WHAT YOU SHOULD DO — Copy every line of the material below word for word.

INPUT DATA —
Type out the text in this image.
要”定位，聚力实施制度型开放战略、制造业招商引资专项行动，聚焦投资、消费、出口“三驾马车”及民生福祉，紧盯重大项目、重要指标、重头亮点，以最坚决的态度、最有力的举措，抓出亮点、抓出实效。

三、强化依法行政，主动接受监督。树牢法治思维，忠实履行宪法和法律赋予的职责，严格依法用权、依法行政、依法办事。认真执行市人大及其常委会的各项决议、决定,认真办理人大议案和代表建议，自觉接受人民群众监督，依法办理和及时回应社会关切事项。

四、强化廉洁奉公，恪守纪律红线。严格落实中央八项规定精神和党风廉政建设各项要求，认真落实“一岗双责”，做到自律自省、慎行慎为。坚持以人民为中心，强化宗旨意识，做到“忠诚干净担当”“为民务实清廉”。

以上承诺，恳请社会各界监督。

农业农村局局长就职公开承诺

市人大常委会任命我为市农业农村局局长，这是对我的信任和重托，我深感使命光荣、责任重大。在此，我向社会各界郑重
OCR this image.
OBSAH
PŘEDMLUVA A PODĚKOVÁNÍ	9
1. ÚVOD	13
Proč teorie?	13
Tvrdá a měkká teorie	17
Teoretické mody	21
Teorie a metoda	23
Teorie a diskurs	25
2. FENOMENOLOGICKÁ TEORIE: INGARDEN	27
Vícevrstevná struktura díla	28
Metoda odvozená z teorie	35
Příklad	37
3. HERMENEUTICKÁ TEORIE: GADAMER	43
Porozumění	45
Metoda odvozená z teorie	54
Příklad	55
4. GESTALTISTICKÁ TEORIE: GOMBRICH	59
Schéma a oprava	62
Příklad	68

WRITTEN REPLY —
Type out the text in this image.
要”定位，聚力实施制度型开放战略、制造业招商引资专项行动，聚焦投资、消费、出口“三驾马车”及民生福祉，紧盯重大项目、重要指标、重头亮点，以最坚决的态度、最有力的举措，抓出亮点、抓出实效。

三、强化依法行政，主动接受监督。树牢法治思维，忠实履行宪法和法律赋予的职责，严格依法用权、依法行政、依法办事。认真执行市人大及其常委会的各项决议、决定,认真办理人大议案和代表建议，自觉接受人民群众监督，依法办理和及时回应社会关切事项。

四、强化廉洁奉公，恪守纪律红线。严格落实中央八项规定精神和党风廉政建设各项要求，认真落实“一岗双责”，做到自律自省、慎行慎为。坚持以人民为中心，强化宗旨意识，做到“忠诚干净担当”“为民务实清廉”。

以上承诺，恳请社会各界监督。

农业农村局局长就职公开承诺

市人大常委会任命我为市农业农村局局长，这是对我的信任和重托，我深感使命光荣、责任重大。在此，我向社会各界郑重
OCR this image.
OBSAH
PŘEDMLUVA A PODĚKOVÁNÍ	9
1. ÚVOD	13
Proč teorie?	13
Tvrdá a měkká teorie	17
Teoretické mody	21
Teorie a metoda	23
Teorie a diskurs	25
2. FENOMENOLOGICKÁ TEORIE: INGARDEN	27
Vícevrstevná struktura díla	28
Metoda odvozená z teorie	35
Příklad	37
3. HERMENEUTICKÁ TEORIE: GADAMER	43
Porozumění	45
Metoda odvozená z teorie	54
Příklad	55
4. GESTALTISTICKÁ TEORIE: GOMBRICH	59
Schéma a oprava	62
Příklad	68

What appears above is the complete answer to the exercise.